§ **Provided data**:
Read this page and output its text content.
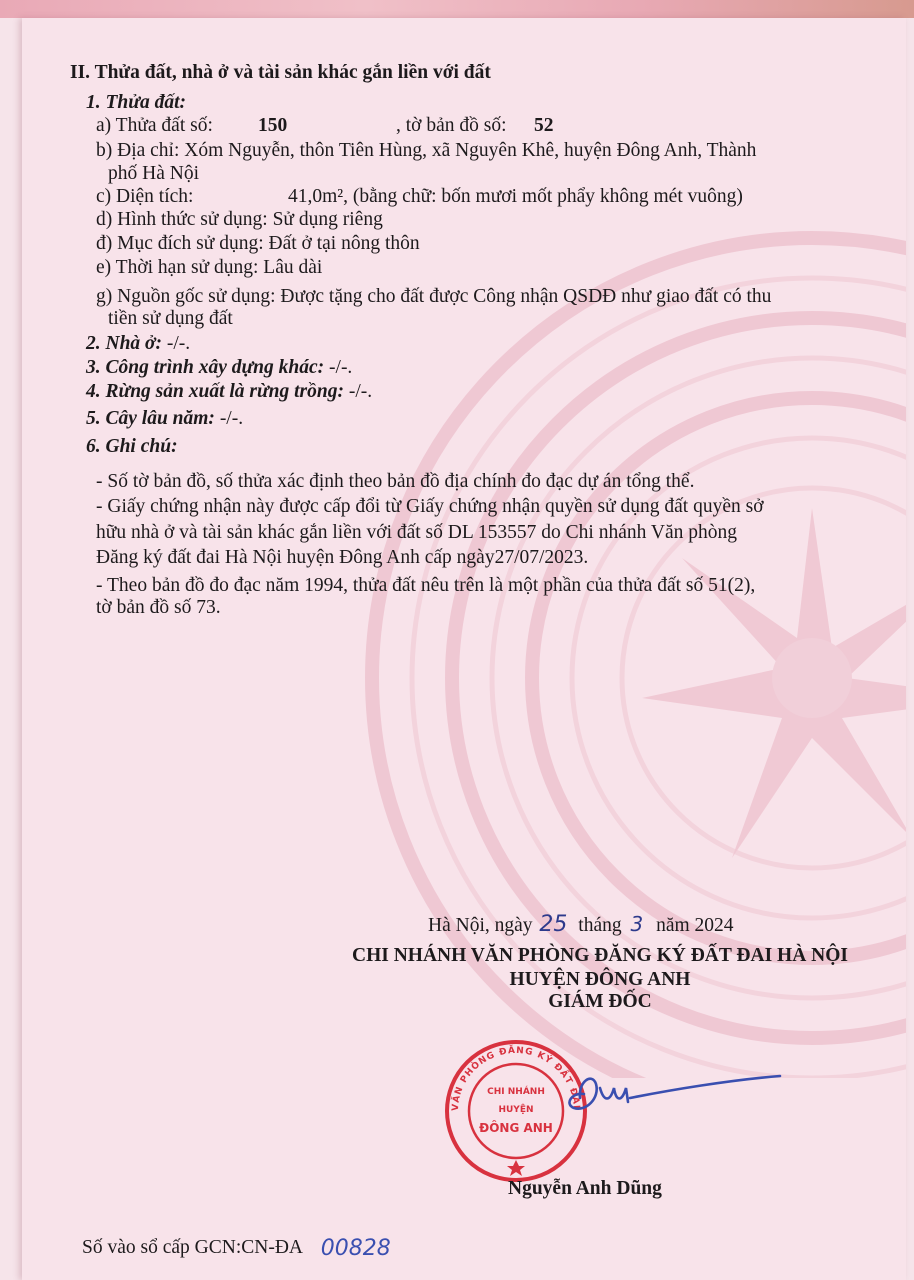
II. Thửa đất, nhà ở và tài sản khác gắn liền với đất
1. Thửa đất:
a) Thửa đất số: 150	, tờ bản đồ số: 52
b) Địa chỉ: Xóm Nguyễn, thôn Tiên Hùng, xã Nguyên Khê, huyện Đông Anh, Thành
phố Hà Nội
c) Diện tích:	41,0m², (bằng chữ: bốn mươi mốt phẩy không mét vuông)
d) Hình thức sử dụng: Sử dụng riêng
đ) Mục đích sử dụng: Đất ở tại nông thôn
e) Thời hạn sử dụng: Lâu dài
g) Nguồn gốc sử dụng: Được tặng cho đất được Công nhận QSDĐ như giao đất có thu
tiền sử dụng đất
2. Nhà ở: -/-.
3. Công trình xây dựng khác: -/-.
4. Rừng sản xuất là rừng trồng: -/-.
5. Cây lâu năm: -/-.
6. Ghi chú:
- Số tờ bản đồ, số thửa xác định theo bản đồ địa chính đo đạc dự án tổng thể.
- Giấy chứng nhận này được cấp đổi từ Giấy chứng nhận quyền sử dụng đất quyền sở
hữu nhà ở và tài sản khác gắn liền với đất số DL 153557 do Chi nhánh Văn phòng
Đăng ký đất đai Hà Nội huyện Đông Anh cấp ngày27/07/2023.
- Theo bản đồ đo đạc năm 1994, thửa đất nêu trên là một phần của thửa đất số 51(2),
tờ bản đồ số 73.
Hà Nội, ngày 25 tháng 3 năm 2024
CHI NHÁNH VĂN PHÒNG ĐĂNG KÝ ĐẤT ĐAI HÀ NỘI
HUYỆN ĐÔNG ANH
GIÁM ĐỐC
VĂN PHÒNG ĐĂNG KÝ ĐẤT ĐAI
CHI NHÁNH
HUYỆN
ĐÔNG ANH
Nguyễn Anh Dũng
Số vào sổ cấp GCN:CN-ĐA 00828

§ **Instructions for the task**: The material above holds pictures; copy everything else in it exactly.

§ **Answer to this task**:
Read this page and output its text content.
II. Thửa đất, nhà ở và tài sản khác gắn liền với đất
1. Thửa đất:
a) Thửa đất số: 150	, tờ bản đồ số: 52
b) Địa chỉ: Xóm Nguyễn, thôn Tiên Hùng, xã Nguyên Khê, huyện Đông Anh, Thành
phố Hà Nội
c) Diện tích:	41,0m², (bằng chữ: bốn mươi mốt phẩy không mét vuông)
d) Hình thức sử dụng: Sử dụng riêng
đ) Mục đích sử dụng: Đất ở tại nông thôn
e) Thời hạn sử dụng: Lâu dài
g) Nguồn gốc sử dụng: Được tặng cho đất được Công nhận QSDĐ như giao đất có thu
tiền sử dụng đất
2. Nhà ở: -/-.
3. Công trình xây dựng khác: -/-.
4. Rừng sản xuất là rừng trồng: -/-.
5. Cây lâu năm: -/-.
6. Ghi chú:
- Số tờ bản đồ, số thửa xác định theo bản đồ địa chính đo đạc dự án tổng thể.
- Giấy chứng nhận này được cấp đổi từ Giấy chứng nhận quyền sử dụng đất quyền sở
hữu nhà ở và tài sản khác gắn liền với đất số DL 153557 do Chi nhánh Văn phòng
Đăng ký đất đai Hà Nội huyện Đông Anh cấp ngày27/07/2023.
- Theo bản đồ đo đạc năm 1994, thửa đất nêu trên là một phần của thửa đất số 51(2),
tờ bản đồ số 73.
Hà Nội, ngày 25 tháng 3 năm 2024
CHI NHÁNH VĂN PHÒNG ĐĂNG KÝ ĐẤT ĐAI HÀ NỘI
HUYỆN ĐÔNG ANH
GIÁM ĐỐC
VĂN PHÒNG ĐĂNG KÝ ĐẤT ĐAI
CHI NHÁNH
HUYỆN
ĐÔNG ANH
Nguyễn Anh Dũng
Số vào sổ cấp GCN:CN-ĐA 00828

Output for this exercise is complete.